## Task details
Copy everything in the listing below word for word, apart from any images.

Dataset records:

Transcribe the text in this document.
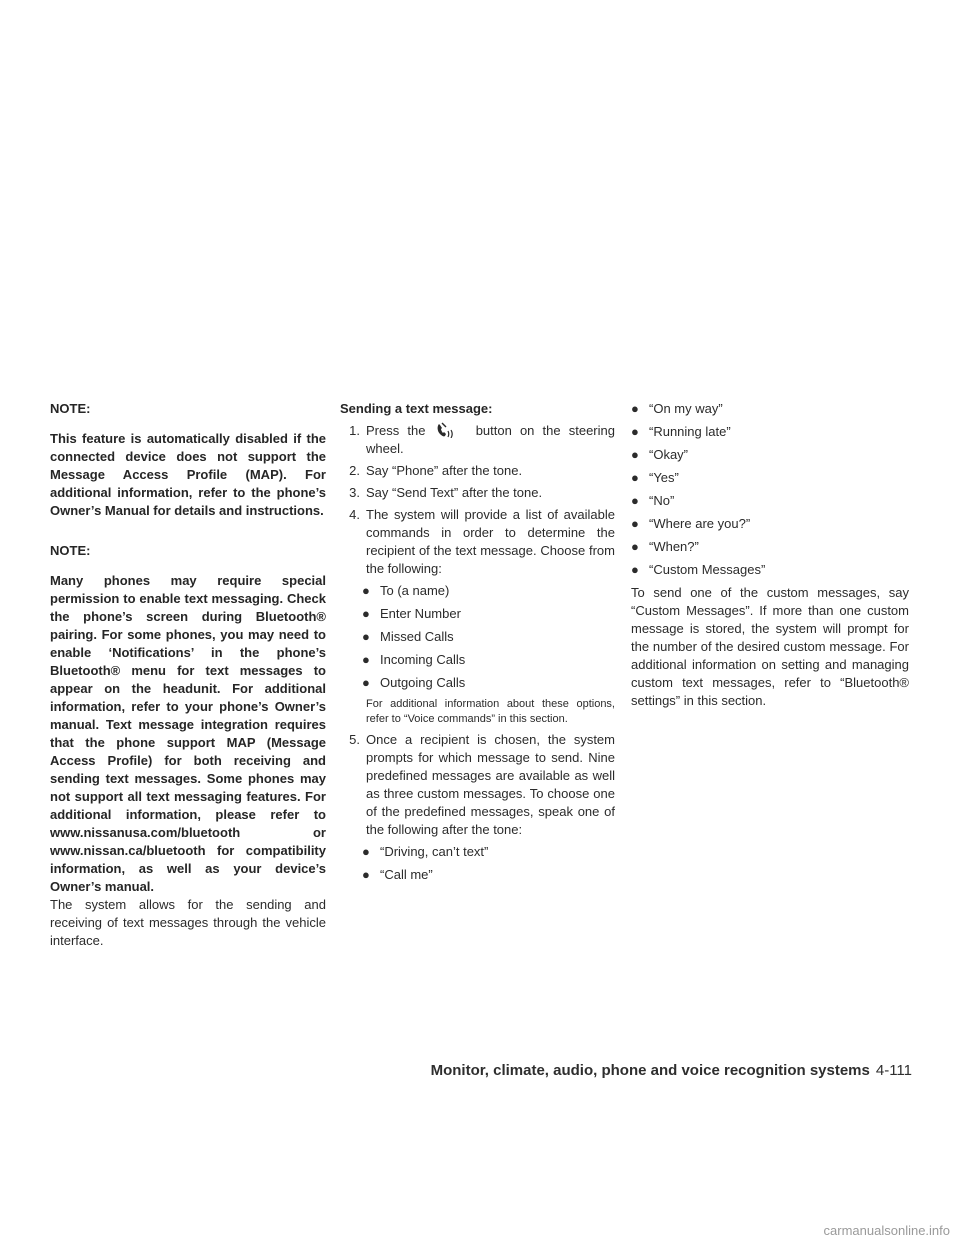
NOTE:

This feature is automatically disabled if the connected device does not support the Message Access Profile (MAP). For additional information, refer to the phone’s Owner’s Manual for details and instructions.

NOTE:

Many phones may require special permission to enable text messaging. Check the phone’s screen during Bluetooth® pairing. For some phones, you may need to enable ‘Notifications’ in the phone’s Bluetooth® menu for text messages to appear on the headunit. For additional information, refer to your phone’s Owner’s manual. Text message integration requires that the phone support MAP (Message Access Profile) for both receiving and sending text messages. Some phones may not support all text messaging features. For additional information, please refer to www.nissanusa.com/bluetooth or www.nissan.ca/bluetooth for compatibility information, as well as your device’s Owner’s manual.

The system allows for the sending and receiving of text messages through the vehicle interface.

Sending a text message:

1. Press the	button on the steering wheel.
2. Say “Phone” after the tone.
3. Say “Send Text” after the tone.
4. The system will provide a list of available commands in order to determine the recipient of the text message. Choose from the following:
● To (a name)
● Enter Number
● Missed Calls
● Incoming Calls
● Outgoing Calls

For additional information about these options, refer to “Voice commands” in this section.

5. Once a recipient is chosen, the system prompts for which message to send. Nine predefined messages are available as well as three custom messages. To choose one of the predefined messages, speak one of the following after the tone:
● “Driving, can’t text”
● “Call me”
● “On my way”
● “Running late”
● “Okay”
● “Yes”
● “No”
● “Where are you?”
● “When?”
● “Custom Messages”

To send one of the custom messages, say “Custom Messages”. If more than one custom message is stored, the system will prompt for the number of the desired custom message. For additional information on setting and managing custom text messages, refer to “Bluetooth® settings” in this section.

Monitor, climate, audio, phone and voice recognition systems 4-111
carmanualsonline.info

## Output
Transcribe the text in this document.
NOTE:

This feature is automatically disabled if the connected device does not support the Message Access Profile (MAP). For additional information, refer to the phone’s Owner’s Manual for details and instructions.

NOTE:

Many phones may require special permission to enable text messaging. Check the phone’s screen during Bluetooth® pairing. For some phones, you may need to enable ‘Notifications’ in the phone’s Bluetooth® menu for text messages to appear on the headunit. For additional information, refer to your phone’s Owner’s manual. Text message integration requires that the phone support MAP (Message Access Profile) for both receiving and sending text messages. Some phones may not support all text messaging features. For additional information, please refer to www.nissanusa.com/bluetooth or www.nissan.ca/bluetooth for compatibility information, as well as your device’s Owner’s manual.

The system allows for the sending and receiving of text messages through the vehicle interface.

Sending a text message:

1. Press the	button on the steering wheel.
2. Say “Phone” after the tone.
3. Say “Send Text” after the tone.
4. The system will provide a list of available commands in order to determine the recipient of the text message. Choose from the following:
● To (a name)
● Enter Number
● Missed Calls
● Incoming Calls
● Outgoing Calls

For additional information about these options, refer to “Voice commands” in this section.

5. Once a recipient is chosen, the system prompts for which message to send. Nine predefined messages are available as well as three custom messages. To choose one of the predefined messages, speak one of the following after the tone:
● “Driving, can’t text”
● “Call me”
● “On my way”
● “Running late”
● “Okay”
● “Yes”
● “No”
● “Where are you?”
● “When?”
● “Custom Messages”

To send one of the custom messages, say “Custom Messages”. If more than one custom message is stored, the system will prompt for the number of the desired custom message. For additional information on setting and managing custom text messages, refer to “Bluetooth® settings” in this section.

Monitor, climate, audio, phone and voice recognition systems 4-111
carmanualsonline.info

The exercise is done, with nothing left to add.